◆ Short problem ◆
Please turn the stretch from the first row through the row that contains "queue-size-label: Queue size: 0" into a numbered list, leaving out any blank lines.
BEGIN Record extracts
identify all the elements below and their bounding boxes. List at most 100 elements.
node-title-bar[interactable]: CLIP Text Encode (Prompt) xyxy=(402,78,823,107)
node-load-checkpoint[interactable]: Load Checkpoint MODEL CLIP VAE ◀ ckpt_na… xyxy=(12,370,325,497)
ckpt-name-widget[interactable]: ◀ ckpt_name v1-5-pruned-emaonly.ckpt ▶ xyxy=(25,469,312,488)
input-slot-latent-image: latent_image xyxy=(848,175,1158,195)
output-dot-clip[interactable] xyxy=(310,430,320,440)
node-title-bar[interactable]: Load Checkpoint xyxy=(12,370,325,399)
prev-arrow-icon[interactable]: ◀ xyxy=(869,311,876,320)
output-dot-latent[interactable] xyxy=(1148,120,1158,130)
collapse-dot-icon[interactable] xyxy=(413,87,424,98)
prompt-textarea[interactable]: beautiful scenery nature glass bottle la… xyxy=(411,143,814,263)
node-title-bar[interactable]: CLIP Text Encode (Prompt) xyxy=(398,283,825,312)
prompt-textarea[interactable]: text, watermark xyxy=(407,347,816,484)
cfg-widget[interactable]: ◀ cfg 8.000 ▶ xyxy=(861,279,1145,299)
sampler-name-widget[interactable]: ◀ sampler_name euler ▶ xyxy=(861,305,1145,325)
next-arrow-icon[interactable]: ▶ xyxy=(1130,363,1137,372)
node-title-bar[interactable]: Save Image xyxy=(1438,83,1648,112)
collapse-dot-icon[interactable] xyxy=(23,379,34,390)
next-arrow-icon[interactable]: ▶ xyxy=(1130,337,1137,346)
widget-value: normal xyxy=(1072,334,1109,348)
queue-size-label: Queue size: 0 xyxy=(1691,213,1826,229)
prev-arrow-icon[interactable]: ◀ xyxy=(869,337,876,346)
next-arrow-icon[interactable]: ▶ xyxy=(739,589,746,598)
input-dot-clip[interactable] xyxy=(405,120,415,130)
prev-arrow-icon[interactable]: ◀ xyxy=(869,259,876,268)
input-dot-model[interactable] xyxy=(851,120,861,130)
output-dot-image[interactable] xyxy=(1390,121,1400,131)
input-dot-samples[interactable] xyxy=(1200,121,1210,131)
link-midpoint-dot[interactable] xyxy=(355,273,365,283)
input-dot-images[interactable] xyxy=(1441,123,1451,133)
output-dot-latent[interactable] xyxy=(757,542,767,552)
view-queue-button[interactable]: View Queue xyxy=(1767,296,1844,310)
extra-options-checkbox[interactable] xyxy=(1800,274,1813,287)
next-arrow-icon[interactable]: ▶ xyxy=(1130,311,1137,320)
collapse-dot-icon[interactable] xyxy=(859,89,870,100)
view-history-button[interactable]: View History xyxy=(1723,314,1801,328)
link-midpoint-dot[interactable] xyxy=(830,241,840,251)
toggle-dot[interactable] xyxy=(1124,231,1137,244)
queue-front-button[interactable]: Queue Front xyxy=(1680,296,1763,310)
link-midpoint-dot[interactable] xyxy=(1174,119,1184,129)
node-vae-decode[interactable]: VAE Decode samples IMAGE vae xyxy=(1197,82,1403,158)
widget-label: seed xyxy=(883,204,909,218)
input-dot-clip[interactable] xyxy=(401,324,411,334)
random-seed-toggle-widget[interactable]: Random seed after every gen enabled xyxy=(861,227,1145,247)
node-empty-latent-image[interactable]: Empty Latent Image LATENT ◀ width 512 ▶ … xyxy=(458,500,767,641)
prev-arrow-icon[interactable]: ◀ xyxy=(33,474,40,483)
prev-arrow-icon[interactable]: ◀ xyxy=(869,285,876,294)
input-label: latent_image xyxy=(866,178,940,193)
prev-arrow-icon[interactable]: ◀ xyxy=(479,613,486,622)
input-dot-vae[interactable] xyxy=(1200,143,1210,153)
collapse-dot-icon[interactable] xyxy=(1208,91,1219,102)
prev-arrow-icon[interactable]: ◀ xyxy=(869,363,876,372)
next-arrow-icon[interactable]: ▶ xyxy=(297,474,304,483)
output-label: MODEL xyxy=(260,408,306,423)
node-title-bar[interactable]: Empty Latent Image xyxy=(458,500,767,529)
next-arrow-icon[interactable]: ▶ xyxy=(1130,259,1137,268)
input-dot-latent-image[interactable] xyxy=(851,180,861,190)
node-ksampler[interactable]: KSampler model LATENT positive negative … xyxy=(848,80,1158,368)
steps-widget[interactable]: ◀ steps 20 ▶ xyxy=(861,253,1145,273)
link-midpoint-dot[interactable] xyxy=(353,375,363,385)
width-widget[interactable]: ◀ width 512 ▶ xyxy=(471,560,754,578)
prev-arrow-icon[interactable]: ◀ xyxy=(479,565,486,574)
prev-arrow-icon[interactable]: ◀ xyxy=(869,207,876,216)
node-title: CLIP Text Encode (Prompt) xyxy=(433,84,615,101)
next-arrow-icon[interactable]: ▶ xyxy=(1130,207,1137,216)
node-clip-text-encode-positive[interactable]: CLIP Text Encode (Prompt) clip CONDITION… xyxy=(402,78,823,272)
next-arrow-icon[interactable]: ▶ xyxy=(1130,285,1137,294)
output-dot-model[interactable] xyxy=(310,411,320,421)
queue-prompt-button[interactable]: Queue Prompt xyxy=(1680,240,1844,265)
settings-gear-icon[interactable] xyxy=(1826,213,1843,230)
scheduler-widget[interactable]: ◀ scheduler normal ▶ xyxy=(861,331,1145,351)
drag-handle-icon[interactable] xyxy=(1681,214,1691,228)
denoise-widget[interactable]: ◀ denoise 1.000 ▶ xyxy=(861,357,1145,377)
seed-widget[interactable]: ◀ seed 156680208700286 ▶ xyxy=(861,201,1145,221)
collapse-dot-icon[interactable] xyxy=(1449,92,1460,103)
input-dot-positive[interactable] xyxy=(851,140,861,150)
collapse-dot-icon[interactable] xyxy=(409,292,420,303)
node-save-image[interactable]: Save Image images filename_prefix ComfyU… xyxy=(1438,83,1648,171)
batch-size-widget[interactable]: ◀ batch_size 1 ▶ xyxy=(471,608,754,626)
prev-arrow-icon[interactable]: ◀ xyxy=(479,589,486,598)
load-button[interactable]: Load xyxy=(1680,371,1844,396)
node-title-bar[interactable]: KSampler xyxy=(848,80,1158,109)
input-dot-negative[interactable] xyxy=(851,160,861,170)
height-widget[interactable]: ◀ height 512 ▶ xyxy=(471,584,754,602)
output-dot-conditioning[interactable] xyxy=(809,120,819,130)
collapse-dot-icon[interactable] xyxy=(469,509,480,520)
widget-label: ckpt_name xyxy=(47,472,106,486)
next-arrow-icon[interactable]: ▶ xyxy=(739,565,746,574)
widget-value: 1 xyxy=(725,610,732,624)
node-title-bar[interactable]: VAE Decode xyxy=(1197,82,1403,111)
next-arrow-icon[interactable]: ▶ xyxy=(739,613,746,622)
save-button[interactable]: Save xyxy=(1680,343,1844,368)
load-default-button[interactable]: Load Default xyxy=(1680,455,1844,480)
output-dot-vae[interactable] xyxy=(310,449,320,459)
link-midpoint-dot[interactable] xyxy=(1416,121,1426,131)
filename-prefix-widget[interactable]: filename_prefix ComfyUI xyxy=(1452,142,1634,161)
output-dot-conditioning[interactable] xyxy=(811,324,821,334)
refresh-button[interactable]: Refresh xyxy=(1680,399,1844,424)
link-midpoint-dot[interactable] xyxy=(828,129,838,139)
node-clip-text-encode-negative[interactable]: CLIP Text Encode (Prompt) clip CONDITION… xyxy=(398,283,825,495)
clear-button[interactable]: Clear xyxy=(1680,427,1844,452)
END Record extracts
◆ Result for this task ◆
1. identify all the elements below and their bounding boxes. List at most 100 elements.
2. node-title-bar[interactable]: CLIP Text Encode (Prompt) xyxy=(402,78,823,107)
3. node-load-checkpoint[interactable]: Load Checkpoint MODEL CLIP VAE ◀ ckpt_na… xyxy=(12,370,325,497)
4. ckpt-name-widget[interactable]: ◀ ckpt_name v1-5-pruned-emaonly.ckpt ▶ xyxy=(25,469,312,488)
5. input-slot-latent-image: latent_image xyxy=(848,175,1158,195)
6. output-dot-clip[interactable] xyxy=(310,430,320,440)
7. node-title-bar[interactable]: Load Checkpoint xyxy=(12,370,325,399)
8. prev-arrow-icon[interactable]: ◀ xyxy=(869,311,876,320)
9. output-dot-latent[interactable] xyxy=(1148,120,1158,130)
10. collapse-dot-icon[interactable] xyxy=(413,87,424,98)
11. prompt-textarea[interactable]: beautiful scenery nature glass bottle la… xyxy=(411,143,814,263)
12. node-title-bar[interactable]: CLIP Text Encode (Prompt) xyxy=(398,283,825,312)
13. prompt-textarea[interactable]: text, watermark xyxy=(407,347,816,484)
14. cfg-widget[interactable]: ◀ cfg 8.000 ▶ xyxy=(861,279,1145,299)
15. sampler-name-widget[interactable]: ◀ sampler_name euler ▶ xyxy=(861,305,1145,325)
16. next-arrow-icon[interactable]: ▶ xyxy=(1130,363,1137,372)
17. node-title-bar[interactable]: Save Image xyxy=(1438,83,1648,112)
18. collapse-dot-icon[interactable] xyxy=(23,379,34,390)
19. next-arrow-icon[interactable]: ▶ xyxy=(1130,337,1137,346)
20. widget-value: normal xyxy=(1072,334,1109,348)
21. queue-size-label: Queue size: 0 xyxy=(1691,213,1826,229)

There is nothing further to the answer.